Write the material out again in full, word for word. Do not include the pictures.
-- BEGIN RECORDS TO USE --
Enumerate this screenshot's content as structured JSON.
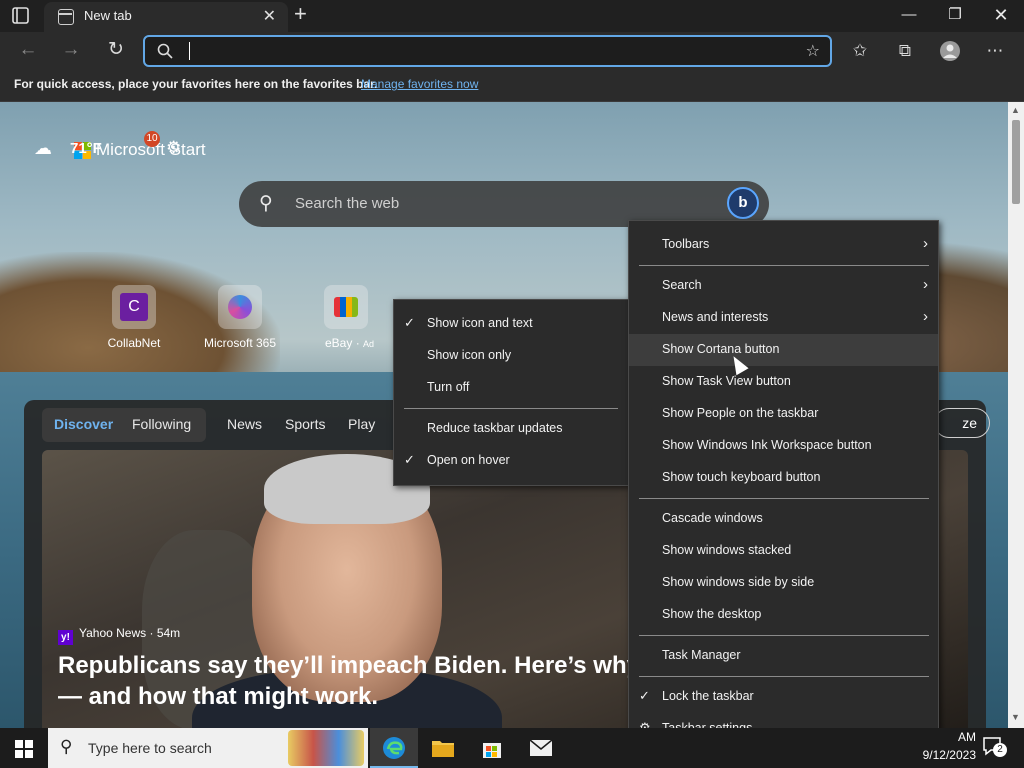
{
  "browser": {
    "tab_title": "New tab",
    "address_value": "",
    "favorites_message": "For quick access, place your favorites here on the favorites bar.",
    "favorites_link": "Manage favorites now"
  },
  "ntp": {
    "temperature": "71°F",
    "brand": "Microsoft Start",
    "notification_count": "10",
    "search_placeholder": "Search the web",
    "quick_links": [
      {
        "label": "CollabNet",
        "icon": "C"
      },
      {
        "label": "Microsoft 365",
        "icon": "m365-icon"
      },
      {
        "label": "eBay",
        "icon": "ebay-icon",
        "ad": "Ad"
      }
    ],
    "feed_tabs": [
      "Discover",
      "Following",
      "News",
      "Sports",
      "Play"
    ],
    "personalize_label": "ze",
    "article": {
      "source": "Yahoo News · 54m",
      "source_logo": "y!",
      "headline": "Republicans say they’ll impeach Biden. Here’s why — and how that might work."
    }
  },
  "taskbar_menu": {
    "items": [
      {
        "label": "Toolbars",
        "submenu": true
      },
      {
        "label": "Search",
        "submenu": true
      },
      {
        "label": "News and interests",
        "submenu": true
      },
      {
        "label": "Show Cortana button",
        "highlighted": true
      },
      {
        "label": "Show Task View button"
      },
      {
        "label": "Show People on the taskbar"
      },
      {
        "label": "Show Windows Ink Workspace button"
      },
      {
        "label": "Show touch keyboard button"
      },
      {
        "label": "Cascade windows"
      },
      {
        "label": "Show windows stacked"
      },
      {
        "label": "Show windows side by side"
      },
      {
        "label": "Show the desktop"
      },
      {
        "label": "Task Manager"
      },
      {
        "label": "Lock the taskbar",
        "checked": true
      },
      {
        "label": "Taskbar settings",
        "icon": "gear-icon"
      }
    ]
  },
  "news_submenu": {
    "items": [
      {
        "label": "Show icon and text",
        "checked": true
      },
      {
        "label": "Show icon only"
      },
      {
        "label": "Turn off"
      },
      {
        "label": "Reduce taskbar updates"
      },
      {
        "label": "Open on hover",
        "checked": true
      }
    ]
  },
  "taskbar": {
    "search_placeholder": "Type here to search",
    "time": "AM",
    "date": "9/12/2023",
    "notification_count": "2"
  },
  "colors": {
    "accent": "#62a7e6",
    "menu_bg": "#2b2b2b",
    "menu_hover": "#3d3d3d",
    "taskbar_bg": "#1c1c1c"
  }
}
-- END RECORDS TO USE --
• EXERCISE RESPONSE:
Enumerate this screenshot's content as structured JSON.
{
  "browser": {
    "tab_title": "New tab",
    "address_value": "",
    "favorites_message": "For quick access, place your favorites here on the favorites bar.",
    "favorites_link": "Manage favorites now"
  },
  "ntp": {
    "temperature": "71°F",
    "brand": "Microsoft Start",
    "notification_count": "10",
    "search_placeholder": "Search the web",
    "quick_links": [
      {
        "label": "CollabNet",
        "icon": "C"
      },
      {
        "label": "Microsoft 365",
        "icon": "m365-icon"
      },
      {
        "label": "eBay",
        "icon": "ebay-icon",
        "ad": "Ad"
      }
    ],
    "feed_tabs": [
      "Discover",
      "Following",
      "News",
      "Sports",
      "Play"
    ],
    "personalize_label": "ze",
    "article": {
      "source": "Yahoo News · 54m",
      "source_logo": "y!",
      "headline": "Republicans say they’ll impeach Biden. Here’s why — and how that might work."
    }
  },
  "taskbar_menu": {
    "items": [
      {
        "label": "Toolbars",
        "submenu": true
      },
      {
        "label": "Search",
        "submenu": true
      },
      {
        "label": "News and interests",
        "submenu": true
      },
      {
        "label": "Show Cortana button",
        "highlighted": true
      },
      {
        "label": "Show Task View button"
      },
      {
        "label": "Show People on the taskbar"
      },
      {
        "label": "Show Windows Ink Workspace button"
      },
      {
        "label": "Show touch keyboard button"
      },
      {
        "label": "Cascade windows"
      },
      {
        "label": "Show windows stacked"
      },
      {
        "label": "Show windows side by side"
      },
      {
        "label": "Show the desktop"
      },
      {
        "label": "Task Manager"
      },
      {
        "label": "Lock the taskbar",
        "checked": true
      },
      {
        "label": "Taskbar settings",
        "icon": "gear-icon"
      }
    ]
  },
  "news_submenu": {
    "items": [
      {
        "label": "Show icon and text",
        "checked": true
      },
      {
        "label": "Show icon only"
      },
      {
        "label": "Turn off"
      },
      {
        "label": "Reduce taskbar updates"
      },
      {
        "label": "Open on hover",
        "checked": true
      }
    ]
  },
  "taskbar": {
    "search_placeholder": "Type here to search",
    "time": "AM",
    "date": "9/12/2023",
    "notification_count": "2"
  },
  "colors": {
    "accent": "#62a7e6",
    "menu_bg": "#2b2b2b",
    "menu_hover": "#3d3d3d",
    "taskbar_bg": "#1c1c1c"
  }
}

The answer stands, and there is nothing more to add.